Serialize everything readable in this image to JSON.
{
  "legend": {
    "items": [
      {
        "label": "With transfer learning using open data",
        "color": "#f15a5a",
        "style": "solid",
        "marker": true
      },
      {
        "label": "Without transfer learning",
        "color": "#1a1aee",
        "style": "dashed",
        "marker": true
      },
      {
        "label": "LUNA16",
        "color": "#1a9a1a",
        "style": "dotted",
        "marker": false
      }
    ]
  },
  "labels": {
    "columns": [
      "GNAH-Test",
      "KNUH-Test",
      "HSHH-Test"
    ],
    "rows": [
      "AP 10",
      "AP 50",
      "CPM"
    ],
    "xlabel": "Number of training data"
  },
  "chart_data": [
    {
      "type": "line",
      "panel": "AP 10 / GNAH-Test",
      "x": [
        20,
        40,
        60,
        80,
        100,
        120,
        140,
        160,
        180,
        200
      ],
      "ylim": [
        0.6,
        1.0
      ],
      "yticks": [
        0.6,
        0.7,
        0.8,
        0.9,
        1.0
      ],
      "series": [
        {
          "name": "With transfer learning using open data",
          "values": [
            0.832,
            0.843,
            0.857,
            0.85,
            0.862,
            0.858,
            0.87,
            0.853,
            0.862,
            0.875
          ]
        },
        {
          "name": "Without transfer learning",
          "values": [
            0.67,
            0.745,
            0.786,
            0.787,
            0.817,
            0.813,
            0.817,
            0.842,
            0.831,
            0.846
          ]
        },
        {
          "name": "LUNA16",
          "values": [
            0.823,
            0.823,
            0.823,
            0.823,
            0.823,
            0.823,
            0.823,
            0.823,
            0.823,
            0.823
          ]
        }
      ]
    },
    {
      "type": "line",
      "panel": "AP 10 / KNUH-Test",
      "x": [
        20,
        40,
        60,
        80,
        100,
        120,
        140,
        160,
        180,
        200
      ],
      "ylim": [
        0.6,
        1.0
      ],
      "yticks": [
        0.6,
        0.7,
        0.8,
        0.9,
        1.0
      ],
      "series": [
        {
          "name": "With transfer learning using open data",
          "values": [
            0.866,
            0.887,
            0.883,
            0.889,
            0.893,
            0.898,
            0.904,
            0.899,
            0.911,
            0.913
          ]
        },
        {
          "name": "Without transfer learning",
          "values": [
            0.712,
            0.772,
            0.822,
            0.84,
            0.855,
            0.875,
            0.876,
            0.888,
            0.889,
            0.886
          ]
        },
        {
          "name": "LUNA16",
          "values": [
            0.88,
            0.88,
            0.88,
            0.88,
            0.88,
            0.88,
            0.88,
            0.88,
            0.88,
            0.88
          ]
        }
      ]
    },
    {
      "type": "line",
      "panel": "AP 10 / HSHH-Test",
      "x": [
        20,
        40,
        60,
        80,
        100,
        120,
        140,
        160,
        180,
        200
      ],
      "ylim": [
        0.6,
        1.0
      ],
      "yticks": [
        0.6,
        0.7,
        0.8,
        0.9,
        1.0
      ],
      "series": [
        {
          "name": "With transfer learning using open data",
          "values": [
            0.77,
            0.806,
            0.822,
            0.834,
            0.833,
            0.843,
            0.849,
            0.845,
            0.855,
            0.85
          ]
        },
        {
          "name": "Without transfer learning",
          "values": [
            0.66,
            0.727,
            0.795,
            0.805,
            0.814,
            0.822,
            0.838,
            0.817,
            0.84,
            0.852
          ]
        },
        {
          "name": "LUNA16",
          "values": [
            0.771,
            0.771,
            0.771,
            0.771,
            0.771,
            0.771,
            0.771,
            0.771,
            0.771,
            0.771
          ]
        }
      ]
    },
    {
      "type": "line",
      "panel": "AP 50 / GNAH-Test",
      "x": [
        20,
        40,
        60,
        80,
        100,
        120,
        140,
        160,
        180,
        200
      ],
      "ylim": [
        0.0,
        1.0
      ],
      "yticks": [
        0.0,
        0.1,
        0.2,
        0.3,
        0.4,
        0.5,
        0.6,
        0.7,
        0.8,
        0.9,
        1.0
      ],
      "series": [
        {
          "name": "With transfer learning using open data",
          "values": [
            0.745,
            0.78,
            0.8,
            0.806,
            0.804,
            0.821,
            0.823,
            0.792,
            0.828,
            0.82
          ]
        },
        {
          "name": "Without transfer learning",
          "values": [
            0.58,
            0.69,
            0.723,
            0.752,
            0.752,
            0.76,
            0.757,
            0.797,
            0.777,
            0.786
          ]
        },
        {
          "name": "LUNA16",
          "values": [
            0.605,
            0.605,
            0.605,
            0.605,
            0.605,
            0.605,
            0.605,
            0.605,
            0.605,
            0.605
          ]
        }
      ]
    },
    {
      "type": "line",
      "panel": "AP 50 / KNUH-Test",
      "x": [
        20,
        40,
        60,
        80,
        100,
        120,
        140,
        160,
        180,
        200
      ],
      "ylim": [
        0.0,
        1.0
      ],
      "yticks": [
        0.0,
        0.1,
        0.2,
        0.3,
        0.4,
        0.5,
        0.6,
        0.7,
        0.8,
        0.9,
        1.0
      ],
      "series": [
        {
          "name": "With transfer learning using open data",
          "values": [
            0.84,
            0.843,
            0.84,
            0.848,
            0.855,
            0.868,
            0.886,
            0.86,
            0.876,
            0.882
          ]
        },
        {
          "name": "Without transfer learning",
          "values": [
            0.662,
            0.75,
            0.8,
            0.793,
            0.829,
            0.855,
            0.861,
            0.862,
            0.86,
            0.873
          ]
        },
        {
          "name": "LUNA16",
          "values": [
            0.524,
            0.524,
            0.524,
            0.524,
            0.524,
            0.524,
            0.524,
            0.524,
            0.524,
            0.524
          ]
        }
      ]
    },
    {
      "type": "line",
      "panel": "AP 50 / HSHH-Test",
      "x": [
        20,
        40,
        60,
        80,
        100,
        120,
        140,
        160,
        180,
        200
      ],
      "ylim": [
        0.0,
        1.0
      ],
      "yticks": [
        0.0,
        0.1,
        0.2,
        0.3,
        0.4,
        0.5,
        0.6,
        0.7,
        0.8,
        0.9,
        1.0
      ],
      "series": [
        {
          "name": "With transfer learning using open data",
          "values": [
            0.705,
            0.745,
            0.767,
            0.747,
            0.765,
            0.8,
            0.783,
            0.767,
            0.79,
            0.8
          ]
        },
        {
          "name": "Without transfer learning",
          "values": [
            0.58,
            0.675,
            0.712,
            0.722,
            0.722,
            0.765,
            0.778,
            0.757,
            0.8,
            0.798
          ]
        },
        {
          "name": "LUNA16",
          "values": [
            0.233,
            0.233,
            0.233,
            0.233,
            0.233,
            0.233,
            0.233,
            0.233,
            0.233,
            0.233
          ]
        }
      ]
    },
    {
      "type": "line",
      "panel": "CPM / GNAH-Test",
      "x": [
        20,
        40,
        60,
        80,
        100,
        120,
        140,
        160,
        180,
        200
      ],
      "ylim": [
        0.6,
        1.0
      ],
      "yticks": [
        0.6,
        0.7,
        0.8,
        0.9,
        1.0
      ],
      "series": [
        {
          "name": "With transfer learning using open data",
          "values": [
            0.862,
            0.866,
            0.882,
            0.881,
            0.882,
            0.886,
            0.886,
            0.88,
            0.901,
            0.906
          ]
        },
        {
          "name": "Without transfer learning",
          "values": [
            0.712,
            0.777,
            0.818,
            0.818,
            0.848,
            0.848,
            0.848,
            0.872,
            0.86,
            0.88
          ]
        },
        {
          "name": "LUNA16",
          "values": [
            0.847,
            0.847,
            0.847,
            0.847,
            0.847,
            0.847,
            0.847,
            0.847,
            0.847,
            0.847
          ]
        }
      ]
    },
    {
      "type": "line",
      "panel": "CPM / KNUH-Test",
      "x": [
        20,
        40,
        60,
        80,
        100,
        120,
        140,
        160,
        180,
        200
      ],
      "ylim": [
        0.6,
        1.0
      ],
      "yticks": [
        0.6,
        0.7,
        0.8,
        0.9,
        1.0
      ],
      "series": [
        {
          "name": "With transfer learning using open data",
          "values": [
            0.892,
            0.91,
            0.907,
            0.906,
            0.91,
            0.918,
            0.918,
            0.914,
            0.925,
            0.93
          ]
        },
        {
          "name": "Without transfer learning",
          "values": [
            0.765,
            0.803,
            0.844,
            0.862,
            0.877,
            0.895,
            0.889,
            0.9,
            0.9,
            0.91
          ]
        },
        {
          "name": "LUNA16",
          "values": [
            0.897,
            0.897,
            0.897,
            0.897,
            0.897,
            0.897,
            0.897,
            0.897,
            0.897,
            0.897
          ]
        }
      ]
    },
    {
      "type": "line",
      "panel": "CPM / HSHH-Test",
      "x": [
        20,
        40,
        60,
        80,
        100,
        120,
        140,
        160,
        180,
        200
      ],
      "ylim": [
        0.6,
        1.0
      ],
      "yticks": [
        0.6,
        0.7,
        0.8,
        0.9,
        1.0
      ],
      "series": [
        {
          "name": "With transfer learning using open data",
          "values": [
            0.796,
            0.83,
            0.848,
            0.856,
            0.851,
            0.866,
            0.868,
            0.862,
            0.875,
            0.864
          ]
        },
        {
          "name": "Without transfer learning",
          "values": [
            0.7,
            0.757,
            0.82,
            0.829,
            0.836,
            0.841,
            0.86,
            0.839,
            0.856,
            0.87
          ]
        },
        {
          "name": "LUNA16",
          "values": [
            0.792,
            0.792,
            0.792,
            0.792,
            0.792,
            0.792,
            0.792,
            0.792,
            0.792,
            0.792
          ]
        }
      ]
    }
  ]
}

### TO BE DONE
Copy out every line of the listing that includes the string "KNUH".

### FULL SOLUTION
      "KNUH-Test",
      "panel": "AP 10 / KNUH-Test",
      "panel": "AP 50 / KNUH-Test",
      "panel": "CPM / KNUH-Test",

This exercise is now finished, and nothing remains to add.